• REQUIREMENTS
The entries below are to be transcribed in full, without their images.

Stored data:
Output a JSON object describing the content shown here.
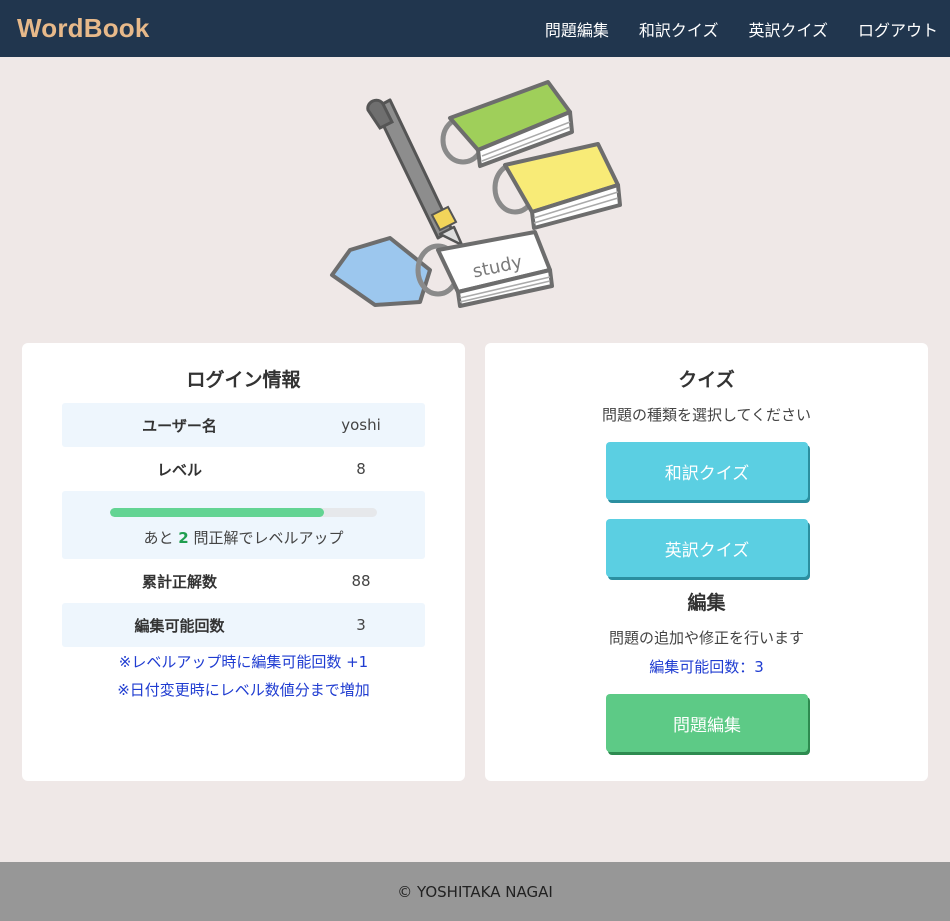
{
  "navbar": {
    "brand": "WordBook",
    "links": [
      "問題編集",
      "和訳クイズ",
      "英訳クイズ",
      "ログアウト"
    ]
  },
  "hero": {
    "study_label": "study"
  },
  "login_info": {
    "title": "ログイン情報",
    "username_label": "ユーザー名",
    "username": "yoshi",
    "level_label": "レベル",
    "level": "8",
    "progress": {
      "fraction": 0.8,
      "prefix": "あと ",
      "remaining": "2",
      "suffix": " 問正解でレベルアップ"
    },
    "correct_label": "累計正解数",
    "correct": "88",
    "edit_label": "編集可能回数",
    "edit": "3",
    "notes": [
      "※レベルアップ時に編集可能回数 +1",
      "※日付変更時にレベル数値分まで増加"
    ]
  },
  "quiz": {
    "title": "クイズ",
    "subtitle": "問題の種類を選択してください",
    "button_ja": "和訳クイズ",
    "button_en": "英訳クイズ"
  },
  "edit": {
    "title": "編集",
    "subtitle": "問題の追加や修正を行います",
    "count_text": "編集可能回数：3",
    "button": "問題編集"
  },
  "footer": {
    "text": "© YOSHITAKA NAGAI"
  }
}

• RESULT OF THIS TASK
Output a JSON object describing the content shown here.
{
  "navbar": {
    "brand": "WordBook",
    "links": [
      "問題編集",
      "和訳クイズ",
      "英訳クイズ",
      "ログアウト"
    ]
  },
  "hero": {
    "study_label": "study"
  },
  "login_info": {
    "title": "ログイン情報",
    "username_label": "ユーザー名",
    "username": "yoshi",
    "level_label": "レベル",
    "level": "8",
    "progress": {
      "fraction": 0.8,
      "prefix": "あと ",
      "remaining": "2",
      "suffix": " 問正解でレベルアップ"
    },
    "correct_label": "累計正解数",
    "correct": "88",
    "edit_label": "編集可能回数",
    "edit": "3",
    "notes": [
      "※レベルアップ時に編集可能回数 +1",
      "※日付変更時にレベル数値分まで増加"
    ]
  },
  "quiz": {
    "title": "クイズ",
    "subtitle": "問題の種類を選択してください",
    "button_ja": "和訳クイズ",
    "button_en": "英訳クイズ"
  },
  "edit": {
    "title": "編集",
    "subtitle": "問題の追加や修正を行います",
    "count_text": "編集可能回数：3",
    "button": "問題編集"
  },
  "footer": {
    "text": "© YOSHITAKA NAGAI"
  }
}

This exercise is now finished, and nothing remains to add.